* [Brief A] In the code review thread, why did the submitter initialize the Go module inside the Dockerfile instead of committing go.mod and go.sum? Answer in one to three sentences.

* [Source document]
start

GWI Go Challenge by Anastasios Nikolakopoulos#64
Conversation
|
Title: GWI Favorites Service - Complete Implementation Description:
|
lunemec
left a comment
There was a problem hiding this comment.
Hello Anastasios,
thank you for your submission!
Here are some questions for you. In general, if you can suggest how you'd improve this if it were to be production ready service, what it should have, what its missing, etc.
Thanks!
| COPY go_impl.go . | ||
|
|
||
| # Initialize module and download dependencies | ||
| RUN go mod init github.com/gwi-challenge && \ | ||
| go get github.com/google/uuid && \ | ||
| go get github.com/gorilla/mux && \ | ||
| go get github.com/lib/pq |
There was a problem hiding this comment.
Why did you choose this approach, over having go.mod and go.sum in the repository directly?
There was a problem hiding this comment.
Good question. I actually considered both approaches during development. The reason I went with dynamic initialization in the Dockerfile was simplicity for submission. For the context of this project's needs, having a go.mod file felt like extra overhead. The approach I used leaves Docker handle everything in one place. It downloads the exact versions I tested with, so there's no risk of version drift between local development and the container.
That said, you're right that in a production setup I should definitely commit go.mod and go.sum to the repository. I would have better version control and audit trail, and no re-downloading on every Docker build (among other advantages). For this exercise though, I prioritized getting it running quickly. For real deployment, having those files in git is the better practice.
| @@ -0,0 +1,1326 @@ | |||
| // Package main contains the GWI Favorites Service implementation in Go | |||
There was a problem hiding this comment.
Interesting choice to have the entire implementation in 1 file. Can you describe how you'd separate the file into different packages (no need to rework it now).
There was a problem hiding this comment.
Yeah, I get that question. The single file works fine for a challenge submission, but yeah, in production I would split it.
Here's how I'd organize it:
models/ - Data structures. User, Asset, Favorite, pagination types. Nothing but structs and constants.
storage/ - Database layer. All queries, connection logic, the Storage interface. This stays independent of business logic.
service/ - Business rules. The Service struct with CreateUser, AddFavorite, that kind of thing. It calls storage but doesn't know about HTTP.
handlers/ - HTTP endpoints only. RequestHandler with CreateUser, ListUsers, etc. Takes HTTP requests, calls the service, returns JSON.
main.go - Just wires everything together. Creates the database connection, instantiates the service and handlers, starts the server.
The key would be for each package to have one job. Handlers would not touch the database. Storage would not know about HTTP. Service would not care how data gets in or out. This would also make testing easier, too.
| // CreateAsset creates a new asset and returns its ID. | ||
| // Data is stored as JSONB for flexibility and queryability. | ||
| func (s *Storage) CreateAsset(assetType string, data json.RawMessage) (string, error) { | ||
| assetID := uuid.New().String() |
There was a problem hiding this comment.

end

* [Given data]
start

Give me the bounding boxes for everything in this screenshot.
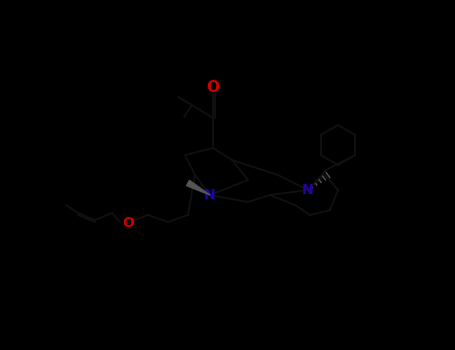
- Text: N: N: [302, 183, 314, 197]
- Polygon shape: [187, 180, 210, 195]
- Text: O: O: [207, 79, 219, 94]
- Text: N: N: [204, 188, 216, 202]
- Text: O: O: [122, 216, 134, 230]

end

* [Brief B] Give every line of the entries above as a Markdown table with the columns Row and Line, skipping blank lines and leaving out the pictures.

* [Full response A] The submitter chose it for simplicity, since a go.mod file felt like extra overhead for this project's needs. This way Docker handles everything in one place and downloads the exact versions the submitter tested with, which avoids version drift between local development and the container.

* [Full response B]
| Row | Line |
|---|---|
| 1 | Give me the bounding boxes for everything in this screenshot. |
| 2 | - Text: N: N: [302, 183, 314, 197] |
| 3 | - Polygon shape: [187, 180, 210, 195] |
| 4 | - Text: O: O: [207, 79, 219, 94] |
| 5 | - Text: N: N: [204, 188, 216, 202] |
| 6 | - Text: O: O: [122, 216, 134, 230] |